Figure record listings
↓↓↓

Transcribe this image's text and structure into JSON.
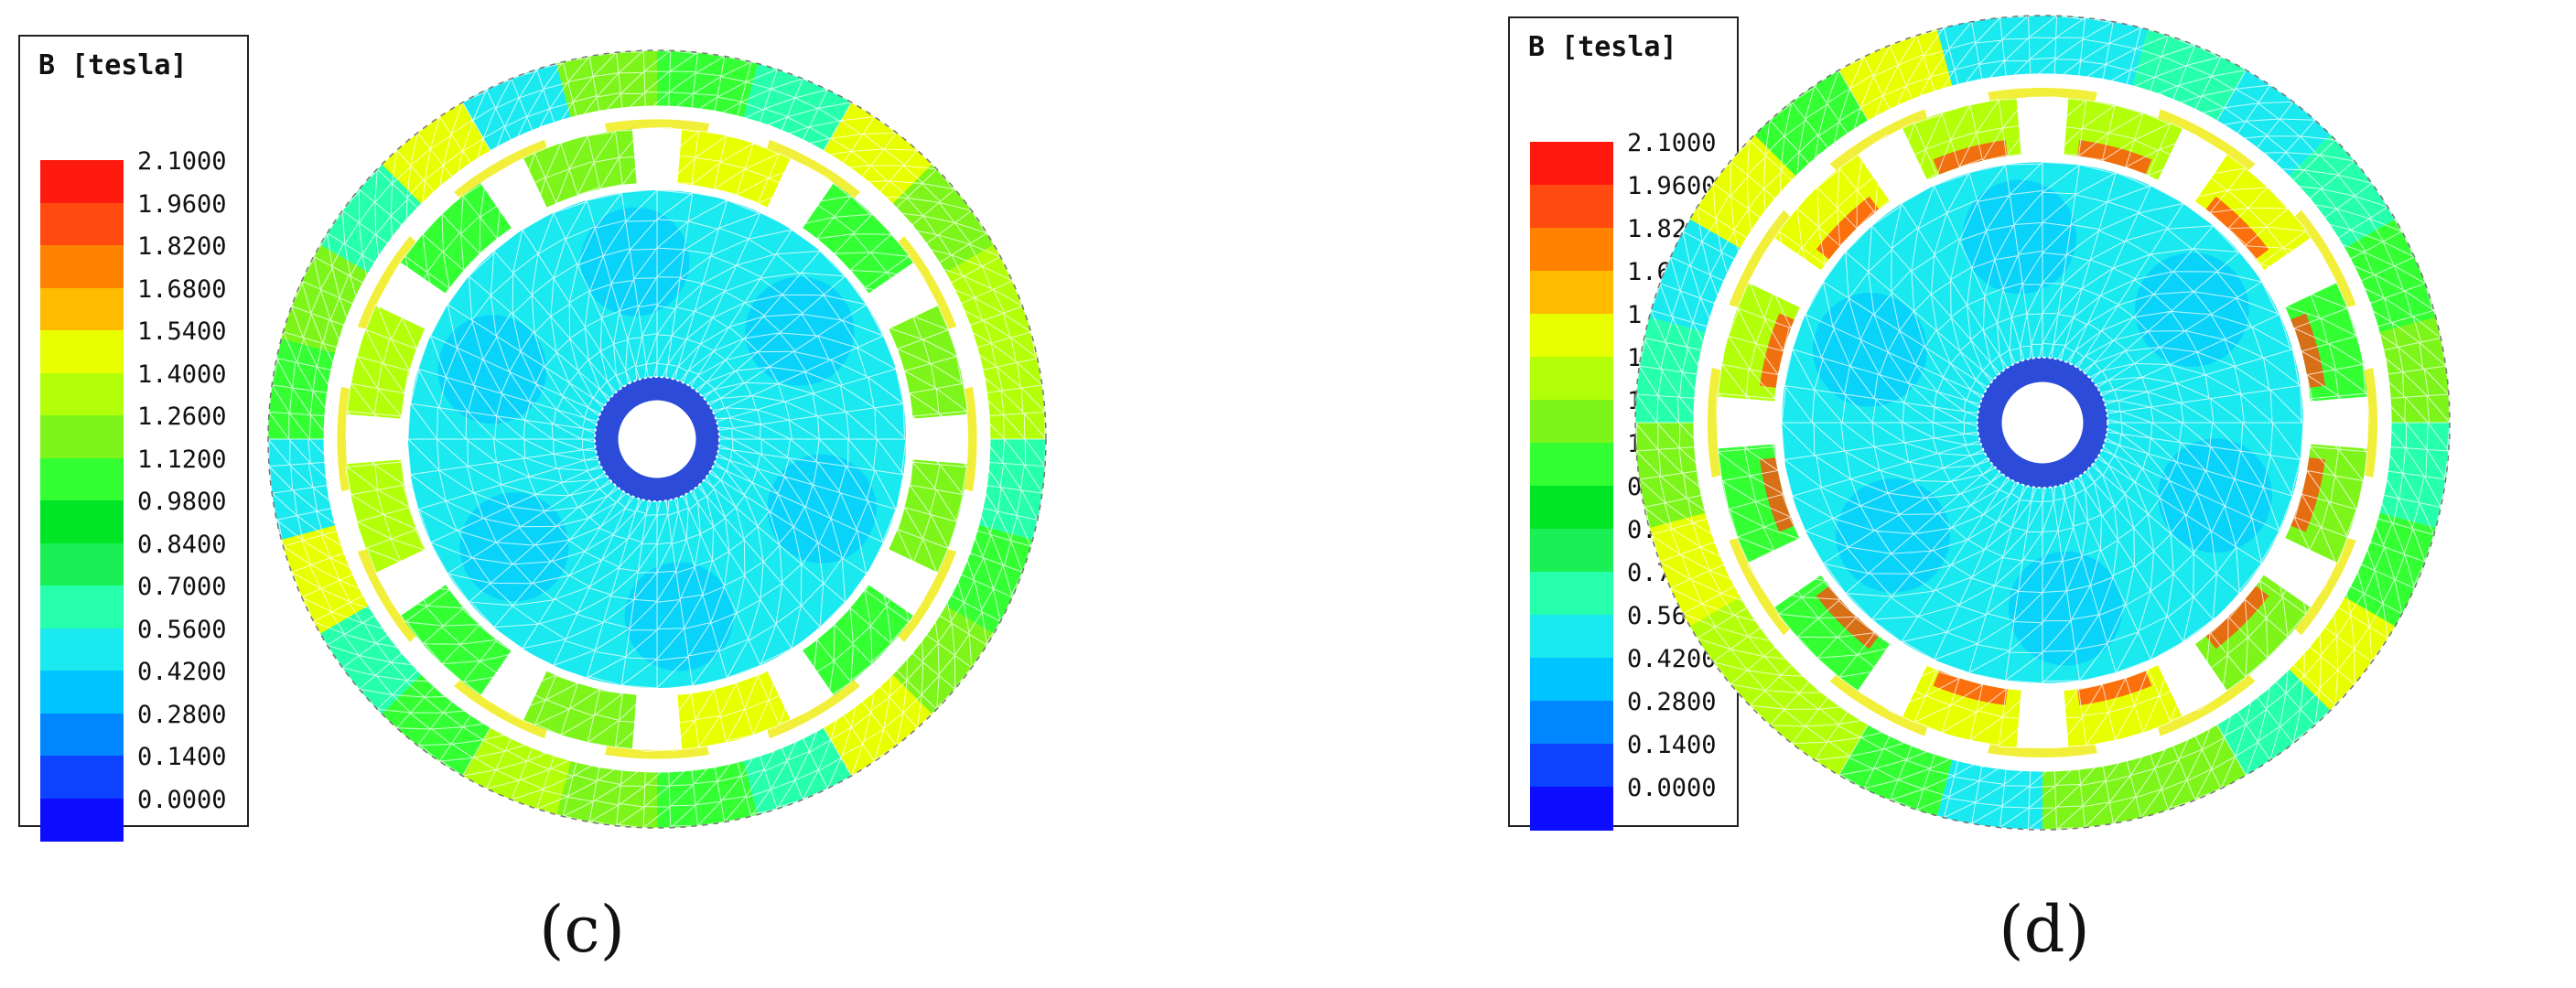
{
  "legend": {
    "title": "B [tesla]",
    "levels": [
      {
        "value": "2.1000",
        "color": "#ff1a10"
      },
      {
        "value": "1.9600",
        "color": "#ff4b0f"
      },
      {
        "value": "1.8200",
        "color": "#ff8300"
      },
      {
        "value": "1.6800",
        "color": "#ffbb00"
      },
      {
        "value": "1.5400",
        "color": "#e8ff00"
      },
      {
        "value": "1.4000",
        "color": "#b3ff0a"
      },
      {
        "value": "1.2600",
        "color": "#7df51b"
      },
      {
        "value": "1.1200",
        "color": "#33ff33"
      },
      {
        "value": "0.9800",
        "color": "#00e626"
      },
      {
        "value": "0.8400",
        "color": "#1aef55"
      },
      {
        "value": "0.7000",
        "color": "#26ffab"
      },
      {
        "value": "0.5600",
        "color": "#1ae9f0"
      },
      {
        "value": "0.4200",
        "color": "#00c4ff"
      },
      {
        "value": "0.2800",
        "color": "#0087ff"
      },
      {
        "value": "0.1400",
        "color": "#0d42ff"
      },
      {
        "value": "0.0000",
        "color": "#0d0dff"
      }
    ]
  },
  "panels": [
    {
      "id": "c",
      "caption": "(c)"
    },
    {
      "id": "d",
      "caption": "(d)"
    }
  ]
}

↑↑↑

- _Short problem_
Write out all the records again, exactly, minus any pictures.

- _The solution_
Transcribe this image's text and structure into JSON.
{
  "legend": {
    "title": "B [tesla]",
    "levels": [
      {
        "value": "2.1000",
        "color": "#ff1a10"
      },
      {
        "value": "1.9600",
        "color": "#ff4b0f"
      },
      {
        "value": "1.8200",
        "color": "#ff8300"
      },
      {
        "value": "1.6800",
        "color": "#ffbb00"
      },
      {
        "value": "1.5400",
        "color": "#e8ff00"
      },
      {
        "value": "1.4000",
        "color": "#b3ff0a"
      },
      {
        "value": "1.2600",
        "color": "#7df51b"
      },
      {
        "value": "1.1200",
        "color": "#33ff33"
      },
      {
        "value": "0.9800",
        "color": "#00e626"
      },
      {
        "value": "0.8400",
        "color": "#1aef55"
      },
      {
        "value": "0.7000",
        "color": "#26ffab"
      },
      {
        "value": "0.5600",
        "color": "#1ae9f0"
      },
      {
        "value": "0.4200",
        "color": "#00c4ff"
      },
      {
        "value": "0.2800",
        "color": "#0087ff"
      },
      {
        "value": "0.1400",
        "color": "#0d42ff"
      },
      {
        "value": "0.0000",
        "color": "#0d0dff"
      }
    ]
  },
  "panels": [
    {
      "id": "c",
      "caption": "(c)"
    },
    {
      "id": "d",
      "caption": "(d)"
    }
  ]
}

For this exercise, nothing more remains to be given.